── Input for this task ──
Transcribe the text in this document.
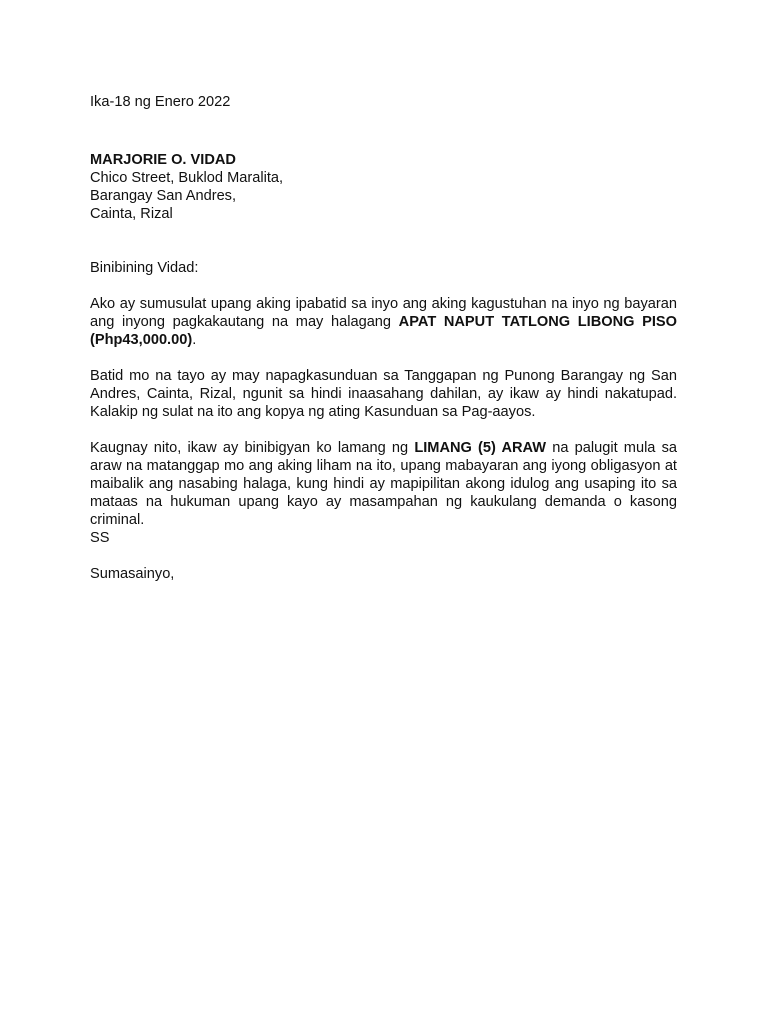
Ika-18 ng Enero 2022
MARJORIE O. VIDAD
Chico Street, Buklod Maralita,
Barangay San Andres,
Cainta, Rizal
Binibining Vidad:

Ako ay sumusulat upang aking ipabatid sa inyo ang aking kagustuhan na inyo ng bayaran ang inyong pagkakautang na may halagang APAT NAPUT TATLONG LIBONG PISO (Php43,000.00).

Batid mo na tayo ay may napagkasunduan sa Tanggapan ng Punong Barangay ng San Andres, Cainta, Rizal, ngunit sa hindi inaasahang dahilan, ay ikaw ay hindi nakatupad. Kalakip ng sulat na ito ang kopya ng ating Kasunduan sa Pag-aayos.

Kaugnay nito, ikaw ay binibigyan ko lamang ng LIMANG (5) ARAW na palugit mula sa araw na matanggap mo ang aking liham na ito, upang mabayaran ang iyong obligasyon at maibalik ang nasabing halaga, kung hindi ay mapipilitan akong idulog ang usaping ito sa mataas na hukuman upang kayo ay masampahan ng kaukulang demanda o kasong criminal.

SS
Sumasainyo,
───
── Input for this task ──
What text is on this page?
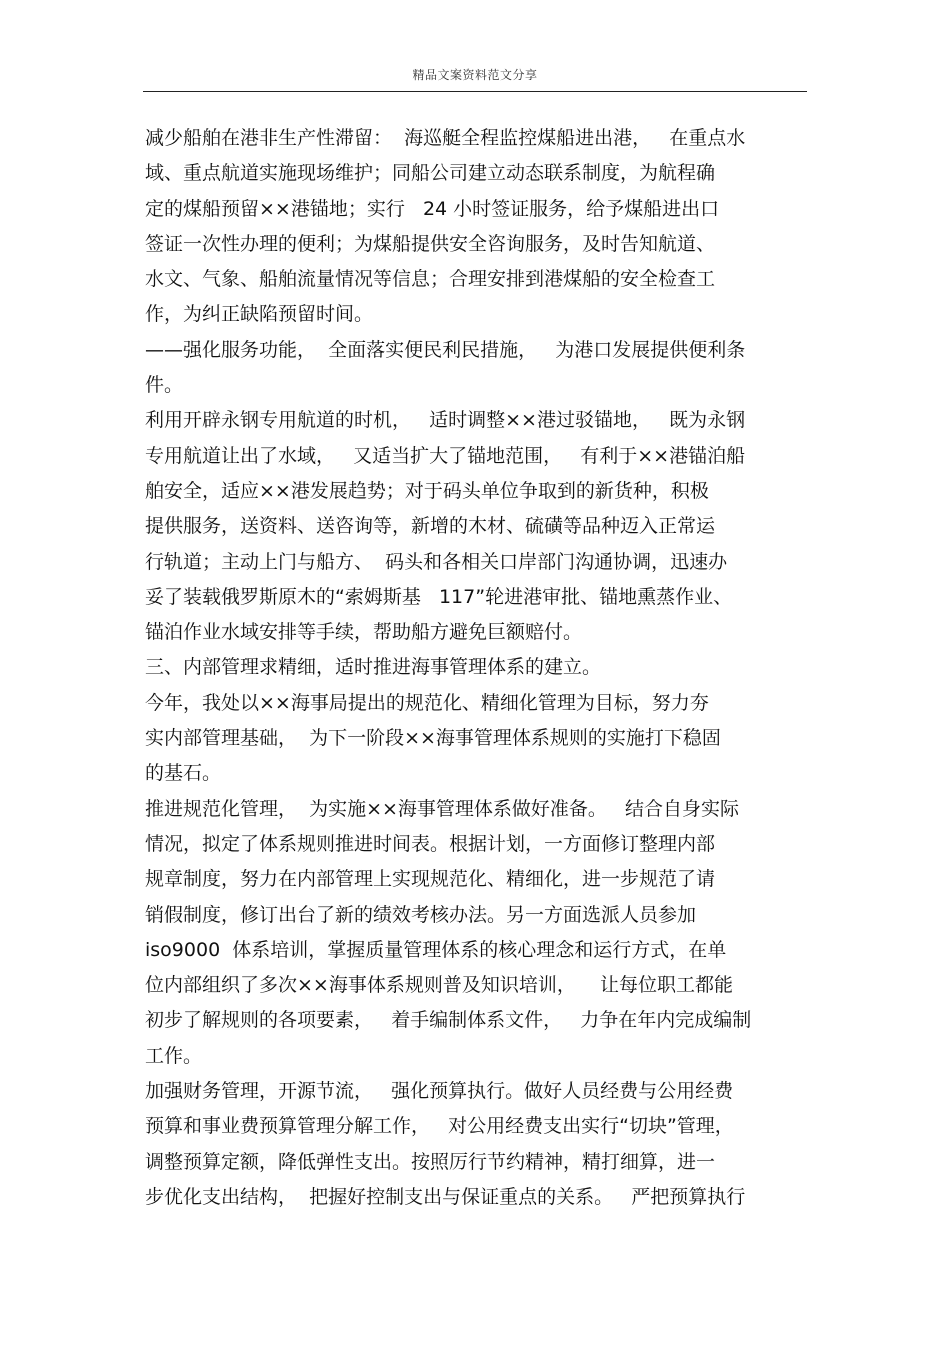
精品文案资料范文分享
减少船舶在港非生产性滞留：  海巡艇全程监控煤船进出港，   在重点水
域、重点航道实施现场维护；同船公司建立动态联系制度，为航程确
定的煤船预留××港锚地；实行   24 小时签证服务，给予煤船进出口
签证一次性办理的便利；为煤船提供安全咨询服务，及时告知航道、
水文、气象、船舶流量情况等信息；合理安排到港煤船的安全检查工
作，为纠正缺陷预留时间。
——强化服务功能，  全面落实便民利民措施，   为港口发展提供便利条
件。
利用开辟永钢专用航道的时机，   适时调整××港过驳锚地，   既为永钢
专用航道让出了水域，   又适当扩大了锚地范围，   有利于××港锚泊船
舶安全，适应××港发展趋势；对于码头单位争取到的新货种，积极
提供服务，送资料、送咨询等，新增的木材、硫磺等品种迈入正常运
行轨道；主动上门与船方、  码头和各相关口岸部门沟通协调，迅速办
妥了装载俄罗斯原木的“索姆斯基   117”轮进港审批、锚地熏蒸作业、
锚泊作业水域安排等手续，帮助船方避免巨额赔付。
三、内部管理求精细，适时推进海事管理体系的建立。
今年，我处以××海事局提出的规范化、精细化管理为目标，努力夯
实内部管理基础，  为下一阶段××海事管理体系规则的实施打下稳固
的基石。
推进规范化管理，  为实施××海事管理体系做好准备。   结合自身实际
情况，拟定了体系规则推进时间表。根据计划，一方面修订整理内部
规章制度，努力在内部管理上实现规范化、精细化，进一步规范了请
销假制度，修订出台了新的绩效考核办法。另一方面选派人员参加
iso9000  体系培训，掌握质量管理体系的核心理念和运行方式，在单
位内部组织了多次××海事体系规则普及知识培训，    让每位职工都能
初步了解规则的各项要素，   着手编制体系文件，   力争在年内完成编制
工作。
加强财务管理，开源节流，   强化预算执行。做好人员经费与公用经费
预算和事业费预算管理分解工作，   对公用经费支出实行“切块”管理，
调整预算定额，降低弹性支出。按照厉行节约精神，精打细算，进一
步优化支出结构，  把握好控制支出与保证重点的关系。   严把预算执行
───
── Input for this task ──
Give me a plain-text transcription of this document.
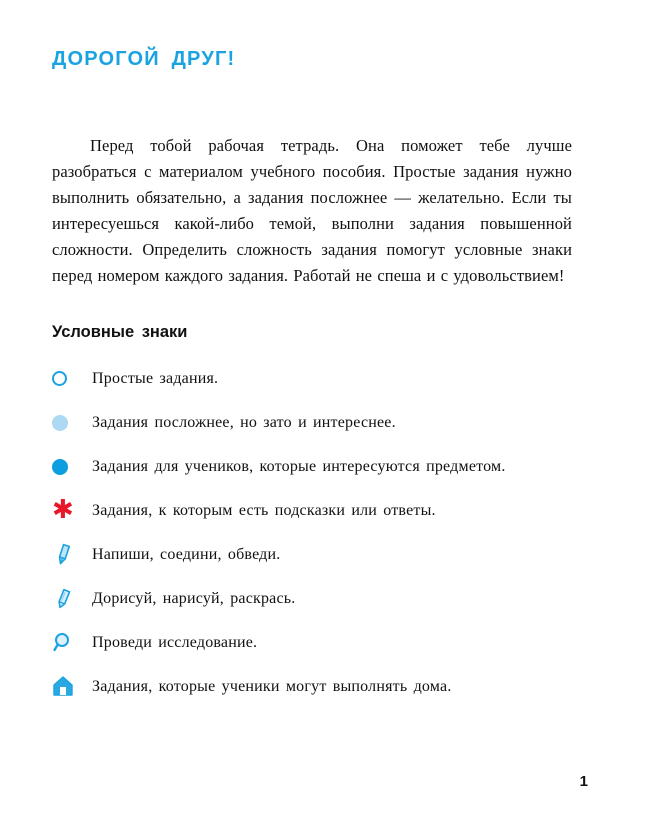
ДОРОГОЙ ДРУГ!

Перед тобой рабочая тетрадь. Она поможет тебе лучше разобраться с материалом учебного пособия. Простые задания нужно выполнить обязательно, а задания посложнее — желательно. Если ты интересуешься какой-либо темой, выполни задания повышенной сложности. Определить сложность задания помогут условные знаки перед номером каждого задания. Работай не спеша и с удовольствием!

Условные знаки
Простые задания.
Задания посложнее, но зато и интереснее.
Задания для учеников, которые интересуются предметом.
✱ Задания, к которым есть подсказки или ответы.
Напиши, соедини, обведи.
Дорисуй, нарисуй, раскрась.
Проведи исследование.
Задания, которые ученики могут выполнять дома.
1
───
Find every line in the records that has the string "Rizal", then state how many there are and nothing else.

2